### Task to complete
Identify all lines of the data containing the string "millions" and copy them.

(Saved data entries)
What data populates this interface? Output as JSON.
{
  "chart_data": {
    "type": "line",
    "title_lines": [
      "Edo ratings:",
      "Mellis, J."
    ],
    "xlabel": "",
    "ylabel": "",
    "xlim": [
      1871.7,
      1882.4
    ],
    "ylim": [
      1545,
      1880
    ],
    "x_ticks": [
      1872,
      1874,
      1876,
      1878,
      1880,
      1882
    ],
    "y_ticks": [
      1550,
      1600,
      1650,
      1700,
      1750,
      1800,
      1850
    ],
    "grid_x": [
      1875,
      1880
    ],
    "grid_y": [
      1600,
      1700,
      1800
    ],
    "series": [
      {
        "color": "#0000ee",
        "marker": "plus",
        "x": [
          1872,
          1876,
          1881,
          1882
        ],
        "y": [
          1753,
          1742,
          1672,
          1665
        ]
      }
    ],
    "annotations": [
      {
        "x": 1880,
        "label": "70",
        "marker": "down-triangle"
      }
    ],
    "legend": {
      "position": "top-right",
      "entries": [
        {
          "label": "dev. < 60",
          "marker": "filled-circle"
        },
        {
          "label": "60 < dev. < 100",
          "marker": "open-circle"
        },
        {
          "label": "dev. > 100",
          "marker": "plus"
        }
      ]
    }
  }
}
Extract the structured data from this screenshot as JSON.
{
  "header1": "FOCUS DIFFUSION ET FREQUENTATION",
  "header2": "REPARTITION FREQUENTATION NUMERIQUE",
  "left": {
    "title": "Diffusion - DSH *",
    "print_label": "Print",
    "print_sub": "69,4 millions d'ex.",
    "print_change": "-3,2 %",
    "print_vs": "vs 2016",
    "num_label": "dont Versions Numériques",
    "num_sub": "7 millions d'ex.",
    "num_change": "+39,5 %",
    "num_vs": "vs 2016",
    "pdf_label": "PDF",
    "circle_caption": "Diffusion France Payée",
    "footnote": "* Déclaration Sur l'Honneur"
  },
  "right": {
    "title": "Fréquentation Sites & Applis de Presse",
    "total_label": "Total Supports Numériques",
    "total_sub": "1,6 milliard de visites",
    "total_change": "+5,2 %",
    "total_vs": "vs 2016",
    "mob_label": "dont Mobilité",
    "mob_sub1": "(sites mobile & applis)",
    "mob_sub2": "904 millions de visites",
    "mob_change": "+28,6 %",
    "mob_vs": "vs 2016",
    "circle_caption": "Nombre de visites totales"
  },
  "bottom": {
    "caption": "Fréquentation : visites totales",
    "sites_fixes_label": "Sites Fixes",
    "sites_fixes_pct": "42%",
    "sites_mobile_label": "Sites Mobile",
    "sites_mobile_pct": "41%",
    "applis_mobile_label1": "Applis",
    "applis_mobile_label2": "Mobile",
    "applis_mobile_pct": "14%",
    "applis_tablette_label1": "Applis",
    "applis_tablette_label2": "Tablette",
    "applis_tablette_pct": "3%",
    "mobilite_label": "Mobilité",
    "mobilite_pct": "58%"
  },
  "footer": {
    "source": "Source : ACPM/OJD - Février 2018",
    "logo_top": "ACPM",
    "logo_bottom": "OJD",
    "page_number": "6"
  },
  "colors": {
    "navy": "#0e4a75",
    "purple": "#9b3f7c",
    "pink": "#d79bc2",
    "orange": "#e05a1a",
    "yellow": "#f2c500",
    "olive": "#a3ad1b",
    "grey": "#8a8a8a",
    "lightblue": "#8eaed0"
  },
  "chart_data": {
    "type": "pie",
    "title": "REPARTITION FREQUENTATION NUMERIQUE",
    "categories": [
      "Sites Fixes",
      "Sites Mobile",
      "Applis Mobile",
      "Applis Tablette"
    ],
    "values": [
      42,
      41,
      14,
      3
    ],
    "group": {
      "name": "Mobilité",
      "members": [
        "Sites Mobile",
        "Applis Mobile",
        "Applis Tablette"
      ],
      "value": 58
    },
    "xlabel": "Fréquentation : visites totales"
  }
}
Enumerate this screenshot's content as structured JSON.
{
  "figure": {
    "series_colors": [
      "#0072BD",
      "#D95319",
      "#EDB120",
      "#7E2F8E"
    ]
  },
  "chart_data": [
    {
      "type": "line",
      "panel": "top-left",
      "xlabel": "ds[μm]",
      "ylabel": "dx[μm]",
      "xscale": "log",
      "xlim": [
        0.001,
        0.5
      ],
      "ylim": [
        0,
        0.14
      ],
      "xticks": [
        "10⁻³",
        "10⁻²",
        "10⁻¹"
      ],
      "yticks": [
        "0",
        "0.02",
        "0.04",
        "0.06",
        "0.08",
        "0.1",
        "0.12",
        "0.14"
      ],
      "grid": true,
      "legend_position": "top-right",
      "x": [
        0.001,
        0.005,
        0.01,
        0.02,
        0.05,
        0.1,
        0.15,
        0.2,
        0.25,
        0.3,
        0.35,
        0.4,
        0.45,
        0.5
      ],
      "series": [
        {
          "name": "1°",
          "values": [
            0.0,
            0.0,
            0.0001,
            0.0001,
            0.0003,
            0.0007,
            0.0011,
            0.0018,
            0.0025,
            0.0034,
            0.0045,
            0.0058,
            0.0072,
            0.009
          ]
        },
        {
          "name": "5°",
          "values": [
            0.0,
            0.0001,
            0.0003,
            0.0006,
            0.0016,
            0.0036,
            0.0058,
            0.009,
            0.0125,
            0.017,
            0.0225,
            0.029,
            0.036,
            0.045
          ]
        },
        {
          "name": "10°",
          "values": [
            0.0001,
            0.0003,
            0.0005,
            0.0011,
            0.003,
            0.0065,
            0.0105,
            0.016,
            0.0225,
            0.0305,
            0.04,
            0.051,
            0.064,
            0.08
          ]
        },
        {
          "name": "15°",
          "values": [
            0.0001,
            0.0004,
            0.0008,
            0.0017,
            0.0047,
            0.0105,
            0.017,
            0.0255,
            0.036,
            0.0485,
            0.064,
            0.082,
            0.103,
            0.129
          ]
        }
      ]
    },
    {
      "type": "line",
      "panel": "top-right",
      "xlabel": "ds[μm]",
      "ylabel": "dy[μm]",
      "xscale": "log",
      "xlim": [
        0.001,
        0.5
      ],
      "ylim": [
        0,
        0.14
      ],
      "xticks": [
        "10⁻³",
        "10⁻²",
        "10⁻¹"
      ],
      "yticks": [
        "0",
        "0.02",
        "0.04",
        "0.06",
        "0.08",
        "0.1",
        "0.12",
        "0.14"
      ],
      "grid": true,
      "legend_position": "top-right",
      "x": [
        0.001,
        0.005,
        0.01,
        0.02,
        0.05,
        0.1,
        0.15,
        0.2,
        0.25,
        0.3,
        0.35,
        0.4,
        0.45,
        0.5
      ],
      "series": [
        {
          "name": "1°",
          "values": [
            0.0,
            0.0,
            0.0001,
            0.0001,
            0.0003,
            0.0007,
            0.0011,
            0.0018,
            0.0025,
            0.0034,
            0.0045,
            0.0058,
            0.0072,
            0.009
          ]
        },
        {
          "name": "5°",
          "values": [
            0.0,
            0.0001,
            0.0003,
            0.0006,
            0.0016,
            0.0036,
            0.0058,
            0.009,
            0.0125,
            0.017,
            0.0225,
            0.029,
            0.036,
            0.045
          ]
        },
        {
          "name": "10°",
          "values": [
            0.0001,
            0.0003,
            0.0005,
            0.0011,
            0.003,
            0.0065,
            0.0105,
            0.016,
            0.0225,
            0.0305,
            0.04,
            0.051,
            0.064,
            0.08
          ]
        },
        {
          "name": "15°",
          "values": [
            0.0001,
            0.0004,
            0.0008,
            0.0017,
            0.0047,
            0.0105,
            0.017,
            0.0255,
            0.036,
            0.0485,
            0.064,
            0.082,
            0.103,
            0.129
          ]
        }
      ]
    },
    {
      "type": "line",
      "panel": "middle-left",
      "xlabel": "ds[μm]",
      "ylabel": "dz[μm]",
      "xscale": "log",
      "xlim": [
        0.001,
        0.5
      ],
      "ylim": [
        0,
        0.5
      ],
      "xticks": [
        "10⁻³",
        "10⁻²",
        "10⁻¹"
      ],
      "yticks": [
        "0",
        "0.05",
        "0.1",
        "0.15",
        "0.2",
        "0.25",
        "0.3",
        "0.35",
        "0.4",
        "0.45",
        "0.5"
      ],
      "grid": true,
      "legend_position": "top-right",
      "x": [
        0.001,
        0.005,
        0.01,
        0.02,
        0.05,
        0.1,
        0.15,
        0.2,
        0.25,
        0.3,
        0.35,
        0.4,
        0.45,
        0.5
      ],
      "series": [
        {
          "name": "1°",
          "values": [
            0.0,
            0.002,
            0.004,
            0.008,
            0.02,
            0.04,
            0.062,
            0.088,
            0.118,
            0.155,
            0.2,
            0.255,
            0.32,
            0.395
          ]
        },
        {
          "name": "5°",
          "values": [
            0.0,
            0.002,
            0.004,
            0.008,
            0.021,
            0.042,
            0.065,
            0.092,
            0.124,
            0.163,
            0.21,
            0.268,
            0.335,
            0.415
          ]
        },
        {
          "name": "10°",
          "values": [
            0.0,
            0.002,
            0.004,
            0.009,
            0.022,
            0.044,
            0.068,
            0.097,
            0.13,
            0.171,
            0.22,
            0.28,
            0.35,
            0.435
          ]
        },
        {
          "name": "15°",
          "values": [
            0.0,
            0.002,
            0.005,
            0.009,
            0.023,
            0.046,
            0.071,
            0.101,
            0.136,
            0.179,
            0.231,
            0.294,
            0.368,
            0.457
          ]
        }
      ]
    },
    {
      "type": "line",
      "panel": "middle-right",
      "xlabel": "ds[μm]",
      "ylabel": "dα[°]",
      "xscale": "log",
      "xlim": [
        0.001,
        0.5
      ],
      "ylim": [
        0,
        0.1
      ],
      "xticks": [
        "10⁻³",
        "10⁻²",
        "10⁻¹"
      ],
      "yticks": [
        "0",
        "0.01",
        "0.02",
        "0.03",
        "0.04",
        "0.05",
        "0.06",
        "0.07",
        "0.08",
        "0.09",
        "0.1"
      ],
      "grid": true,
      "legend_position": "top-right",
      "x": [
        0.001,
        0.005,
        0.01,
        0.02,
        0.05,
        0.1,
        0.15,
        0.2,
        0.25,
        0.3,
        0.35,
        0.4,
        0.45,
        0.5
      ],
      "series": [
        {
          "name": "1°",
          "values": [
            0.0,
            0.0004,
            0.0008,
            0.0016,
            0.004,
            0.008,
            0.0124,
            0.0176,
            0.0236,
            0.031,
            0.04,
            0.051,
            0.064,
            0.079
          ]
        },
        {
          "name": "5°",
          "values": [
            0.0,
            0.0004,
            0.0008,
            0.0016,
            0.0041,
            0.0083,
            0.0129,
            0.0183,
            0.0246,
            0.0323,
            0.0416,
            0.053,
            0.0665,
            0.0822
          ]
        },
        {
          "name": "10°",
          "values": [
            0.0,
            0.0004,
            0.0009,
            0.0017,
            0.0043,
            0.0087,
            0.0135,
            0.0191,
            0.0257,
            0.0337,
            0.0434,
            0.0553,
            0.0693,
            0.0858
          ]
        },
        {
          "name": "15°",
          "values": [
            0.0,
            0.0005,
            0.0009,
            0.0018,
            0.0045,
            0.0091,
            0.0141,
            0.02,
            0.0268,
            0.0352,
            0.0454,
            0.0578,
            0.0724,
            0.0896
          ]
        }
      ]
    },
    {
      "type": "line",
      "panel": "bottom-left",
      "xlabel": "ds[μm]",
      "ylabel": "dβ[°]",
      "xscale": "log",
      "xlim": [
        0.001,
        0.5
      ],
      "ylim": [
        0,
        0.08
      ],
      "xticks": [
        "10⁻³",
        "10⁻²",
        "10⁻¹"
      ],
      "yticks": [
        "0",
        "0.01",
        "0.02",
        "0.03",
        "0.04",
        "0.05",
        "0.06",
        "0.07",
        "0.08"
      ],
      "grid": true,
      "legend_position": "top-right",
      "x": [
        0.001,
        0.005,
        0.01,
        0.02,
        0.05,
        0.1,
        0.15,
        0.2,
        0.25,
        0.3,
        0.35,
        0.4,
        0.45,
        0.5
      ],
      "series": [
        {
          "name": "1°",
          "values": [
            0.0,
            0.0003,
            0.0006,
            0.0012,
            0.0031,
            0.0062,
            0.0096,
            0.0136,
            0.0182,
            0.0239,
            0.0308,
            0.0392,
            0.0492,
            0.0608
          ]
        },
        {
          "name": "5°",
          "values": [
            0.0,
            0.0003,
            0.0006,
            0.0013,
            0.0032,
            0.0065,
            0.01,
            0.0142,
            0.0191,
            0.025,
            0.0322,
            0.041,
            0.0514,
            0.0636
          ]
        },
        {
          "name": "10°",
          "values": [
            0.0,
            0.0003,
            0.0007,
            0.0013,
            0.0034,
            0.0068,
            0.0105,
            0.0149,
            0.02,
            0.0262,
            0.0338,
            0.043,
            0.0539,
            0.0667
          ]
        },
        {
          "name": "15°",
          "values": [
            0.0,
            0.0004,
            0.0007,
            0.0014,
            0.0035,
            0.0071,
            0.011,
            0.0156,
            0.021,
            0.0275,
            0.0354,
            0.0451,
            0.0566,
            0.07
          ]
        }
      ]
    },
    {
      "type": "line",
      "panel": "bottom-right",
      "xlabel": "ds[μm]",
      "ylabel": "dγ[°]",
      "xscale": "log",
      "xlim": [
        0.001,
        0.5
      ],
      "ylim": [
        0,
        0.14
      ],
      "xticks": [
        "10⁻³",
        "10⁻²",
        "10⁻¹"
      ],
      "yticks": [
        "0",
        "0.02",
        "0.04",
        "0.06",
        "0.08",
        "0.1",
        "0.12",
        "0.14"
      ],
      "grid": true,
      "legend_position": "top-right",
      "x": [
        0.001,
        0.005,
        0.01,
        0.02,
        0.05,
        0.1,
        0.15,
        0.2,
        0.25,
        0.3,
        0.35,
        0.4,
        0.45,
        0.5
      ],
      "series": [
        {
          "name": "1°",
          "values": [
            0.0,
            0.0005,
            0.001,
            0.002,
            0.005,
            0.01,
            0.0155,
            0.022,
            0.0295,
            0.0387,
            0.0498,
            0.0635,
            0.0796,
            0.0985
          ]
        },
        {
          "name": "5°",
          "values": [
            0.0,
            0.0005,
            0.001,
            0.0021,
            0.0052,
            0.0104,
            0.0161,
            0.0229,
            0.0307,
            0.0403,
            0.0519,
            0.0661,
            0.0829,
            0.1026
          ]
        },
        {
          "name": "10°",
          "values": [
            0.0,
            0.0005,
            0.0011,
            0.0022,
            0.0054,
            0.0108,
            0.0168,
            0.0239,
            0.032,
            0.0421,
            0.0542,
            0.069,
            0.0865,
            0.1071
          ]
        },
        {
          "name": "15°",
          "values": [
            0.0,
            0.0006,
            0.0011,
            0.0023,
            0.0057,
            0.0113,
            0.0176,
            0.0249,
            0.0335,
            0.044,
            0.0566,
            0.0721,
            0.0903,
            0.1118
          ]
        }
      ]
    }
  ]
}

### Response to this exercise
    "print_sub": "69,4 millions d'ex.",
    "num_sub": "7 millions d'ex.",
    "mob_sub2": "904 millions de visites",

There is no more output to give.